Exercise brief: Every line of the data that contains the string "name" must be copied.

Provided data:
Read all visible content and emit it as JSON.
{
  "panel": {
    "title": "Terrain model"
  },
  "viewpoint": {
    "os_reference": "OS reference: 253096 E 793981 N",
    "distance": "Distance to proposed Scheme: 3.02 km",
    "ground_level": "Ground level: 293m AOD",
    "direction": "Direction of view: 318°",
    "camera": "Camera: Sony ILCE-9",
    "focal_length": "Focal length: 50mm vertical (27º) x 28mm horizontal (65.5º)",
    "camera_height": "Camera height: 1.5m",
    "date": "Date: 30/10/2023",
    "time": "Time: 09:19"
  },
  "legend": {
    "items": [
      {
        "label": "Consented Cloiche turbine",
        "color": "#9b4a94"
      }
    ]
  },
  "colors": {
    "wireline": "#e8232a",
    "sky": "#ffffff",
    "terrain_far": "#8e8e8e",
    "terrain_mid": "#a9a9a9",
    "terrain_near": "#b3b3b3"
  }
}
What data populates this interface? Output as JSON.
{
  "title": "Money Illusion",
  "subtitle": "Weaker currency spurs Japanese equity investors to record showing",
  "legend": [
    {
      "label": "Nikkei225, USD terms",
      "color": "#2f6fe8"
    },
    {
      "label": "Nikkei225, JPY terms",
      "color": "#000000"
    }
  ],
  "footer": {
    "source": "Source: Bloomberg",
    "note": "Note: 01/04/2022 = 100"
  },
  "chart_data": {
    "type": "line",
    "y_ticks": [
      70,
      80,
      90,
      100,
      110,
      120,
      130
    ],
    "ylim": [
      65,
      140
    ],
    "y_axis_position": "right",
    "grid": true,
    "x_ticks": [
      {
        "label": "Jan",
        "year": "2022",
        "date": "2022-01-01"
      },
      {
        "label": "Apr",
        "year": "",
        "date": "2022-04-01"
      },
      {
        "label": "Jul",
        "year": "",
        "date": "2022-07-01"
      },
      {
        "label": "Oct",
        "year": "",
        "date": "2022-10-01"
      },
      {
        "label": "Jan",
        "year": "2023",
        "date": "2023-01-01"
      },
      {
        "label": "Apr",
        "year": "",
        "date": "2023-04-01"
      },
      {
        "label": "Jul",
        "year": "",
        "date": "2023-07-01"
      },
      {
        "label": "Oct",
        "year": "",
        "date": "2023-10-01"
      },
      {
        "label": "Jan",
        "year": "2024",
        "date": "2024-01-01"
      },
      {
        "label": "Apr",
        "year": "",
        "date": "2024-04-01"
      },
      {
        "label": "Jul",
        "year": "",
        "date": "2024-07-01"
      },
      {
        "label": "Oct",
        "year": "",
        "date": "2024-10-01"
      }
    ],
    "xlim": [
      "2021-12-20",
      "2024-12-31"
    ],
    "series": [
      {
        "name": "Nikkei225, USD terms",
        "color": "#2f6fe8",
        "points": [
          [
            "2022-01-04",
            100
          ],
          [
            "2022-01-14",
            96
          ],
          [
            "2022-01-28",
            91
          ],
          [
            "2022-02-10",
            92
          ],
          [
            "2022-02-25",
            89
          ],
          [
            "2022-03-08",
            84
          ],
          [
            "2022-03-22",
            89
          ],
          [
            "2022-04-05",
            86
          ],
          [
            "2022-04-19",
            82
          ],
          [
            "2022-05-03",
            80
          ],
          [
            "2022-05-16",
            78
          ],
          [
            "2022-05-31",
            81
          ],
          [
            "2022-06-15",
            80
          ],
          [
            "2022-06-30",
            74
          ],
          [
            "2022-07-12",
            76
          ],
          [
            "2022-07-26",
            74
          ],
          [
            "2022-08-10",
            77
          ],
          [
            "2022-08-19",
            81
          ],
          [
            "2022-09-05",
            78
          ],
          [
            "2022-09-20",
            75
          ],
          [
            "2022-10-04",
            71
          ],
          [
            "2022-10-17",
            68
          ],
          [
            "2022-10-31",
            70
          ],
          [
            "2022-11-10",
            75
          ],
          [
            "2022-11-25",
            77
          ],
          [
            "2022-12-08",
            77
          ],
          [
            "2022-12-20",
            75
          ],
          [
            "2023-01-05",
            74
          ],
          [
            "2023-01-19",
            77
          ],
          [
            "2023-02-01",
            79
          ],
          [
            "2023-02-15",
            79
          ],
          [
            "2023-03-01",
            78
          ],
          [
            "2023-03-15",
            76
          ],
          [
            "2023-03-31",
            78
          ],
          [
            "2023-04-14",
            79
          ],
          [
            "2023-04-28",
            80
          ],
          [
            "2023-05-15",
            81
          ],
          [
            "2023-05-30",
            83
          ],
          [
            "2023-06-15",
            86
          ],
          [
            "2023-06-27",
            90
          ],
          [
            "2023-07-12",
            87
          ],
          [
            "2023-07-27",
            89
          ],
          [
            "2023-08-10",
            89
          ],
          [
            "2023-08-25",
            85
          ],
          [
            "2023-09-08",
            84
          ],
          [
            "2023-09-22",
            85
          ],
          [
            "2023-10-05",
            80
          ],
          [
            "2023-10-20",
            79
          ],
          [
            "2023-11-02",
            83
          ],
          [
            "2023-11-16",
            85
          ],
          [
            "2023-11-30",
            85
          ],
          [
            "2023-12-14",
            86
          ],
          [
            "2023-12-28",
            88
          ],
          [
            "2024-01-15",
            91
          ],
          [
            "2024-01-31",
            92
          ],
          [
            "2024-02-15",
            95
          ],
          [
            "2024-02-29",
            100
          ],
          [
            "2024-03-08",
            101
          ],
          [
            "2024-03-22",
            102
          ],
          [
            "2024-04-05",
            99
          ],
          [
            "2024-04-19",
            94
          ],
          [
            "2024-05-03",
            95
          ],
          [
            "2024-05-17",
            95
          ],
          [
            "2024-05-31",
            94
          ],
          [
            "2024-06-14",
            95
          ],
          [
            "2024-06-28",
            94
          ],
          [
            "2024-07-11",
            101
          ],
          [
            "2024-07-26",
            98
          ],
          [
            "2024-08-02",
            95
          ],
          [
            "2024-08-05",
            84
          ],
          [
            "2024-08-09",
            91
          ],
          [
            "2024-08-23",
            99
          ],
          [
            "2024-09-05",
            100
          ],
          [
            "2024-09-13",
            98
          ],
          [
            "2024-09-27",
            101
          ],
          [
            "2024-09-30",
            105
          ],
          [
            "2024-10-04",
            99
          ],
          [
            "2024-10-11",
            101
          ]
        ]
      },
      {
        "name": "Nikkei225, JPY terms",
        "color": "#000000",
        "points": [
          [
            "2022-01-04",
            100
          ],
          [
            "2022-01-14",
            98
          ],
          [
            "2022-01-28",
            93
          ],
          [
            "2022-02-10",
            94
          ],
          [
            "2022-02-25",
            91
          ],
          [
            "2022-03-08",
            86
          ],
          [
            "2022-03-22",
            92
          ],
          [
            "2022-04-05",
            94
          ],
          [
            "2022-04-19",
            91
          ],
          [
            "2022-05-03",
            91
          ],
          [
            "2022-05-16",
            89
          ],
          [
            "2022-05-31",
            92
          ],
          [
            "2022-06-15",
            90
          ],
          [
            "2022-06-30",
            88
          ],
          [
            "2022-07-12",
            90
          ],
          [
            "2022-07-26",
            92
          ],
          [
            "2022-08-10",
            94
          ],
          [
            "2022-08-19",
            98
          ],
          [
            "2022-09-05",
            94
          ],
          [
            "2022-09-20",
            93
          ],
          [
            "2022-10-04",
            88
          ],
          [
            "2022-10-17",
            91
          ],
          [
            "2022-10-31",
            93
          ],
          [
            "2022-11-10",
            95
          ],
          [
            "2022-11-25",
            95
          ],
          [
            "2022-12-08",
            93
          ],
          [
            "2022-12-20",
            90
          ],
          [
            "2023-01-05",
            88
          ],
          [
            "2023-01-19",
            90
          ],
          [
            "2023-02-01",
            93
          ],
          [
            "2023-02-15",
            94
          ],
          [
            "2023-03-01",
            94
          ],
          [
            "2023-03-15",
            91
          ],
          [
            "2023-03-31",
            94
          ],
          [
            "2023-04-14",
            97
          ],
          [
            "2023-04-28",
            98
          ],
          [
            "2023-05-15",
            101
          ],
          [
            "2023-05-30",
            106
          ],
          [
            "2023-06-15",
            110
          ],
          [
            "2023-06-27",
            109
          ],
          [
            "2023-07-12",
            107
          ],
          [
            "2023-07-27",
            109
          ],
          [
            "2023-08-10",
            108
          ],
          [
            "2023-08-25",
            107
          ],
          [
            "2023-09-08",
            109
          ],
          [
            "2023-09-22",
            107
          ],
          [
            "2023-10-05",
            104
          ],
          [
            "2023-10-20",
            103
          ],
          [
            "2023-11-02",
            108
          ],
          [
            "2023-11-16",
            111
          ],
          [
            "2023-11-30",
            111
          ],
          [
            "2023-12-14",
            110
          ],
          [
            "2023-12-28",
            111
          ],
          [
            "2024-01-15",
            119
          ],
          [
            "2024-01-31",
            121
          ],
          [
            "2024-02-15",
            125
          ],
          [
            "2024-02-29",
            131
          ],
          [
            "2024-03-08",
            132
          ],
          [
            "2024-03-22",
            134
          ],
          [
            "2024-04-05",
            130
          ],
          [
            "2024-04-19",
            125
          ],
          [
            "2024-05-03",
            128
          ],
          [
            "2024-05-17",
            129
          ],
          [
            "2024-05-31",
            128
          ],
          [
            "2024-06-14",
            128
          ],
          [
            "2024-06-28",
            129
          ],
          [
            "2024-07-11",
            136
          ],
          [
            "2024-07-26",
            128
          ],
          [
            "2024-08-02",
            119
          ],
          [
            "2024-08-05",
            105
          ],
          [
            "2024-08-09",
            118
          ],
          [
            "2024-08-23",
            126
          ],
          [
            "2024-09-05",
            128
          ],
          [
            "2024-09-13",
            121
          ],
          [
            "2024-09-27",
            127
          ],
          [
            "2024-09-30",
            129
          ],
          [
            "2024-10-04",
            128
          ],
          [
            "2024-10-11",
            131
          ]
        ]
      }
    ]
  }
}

Written reply:
        "name": "Nikkei225, USD terms",
        "name": "Nikkei225, JPY terms",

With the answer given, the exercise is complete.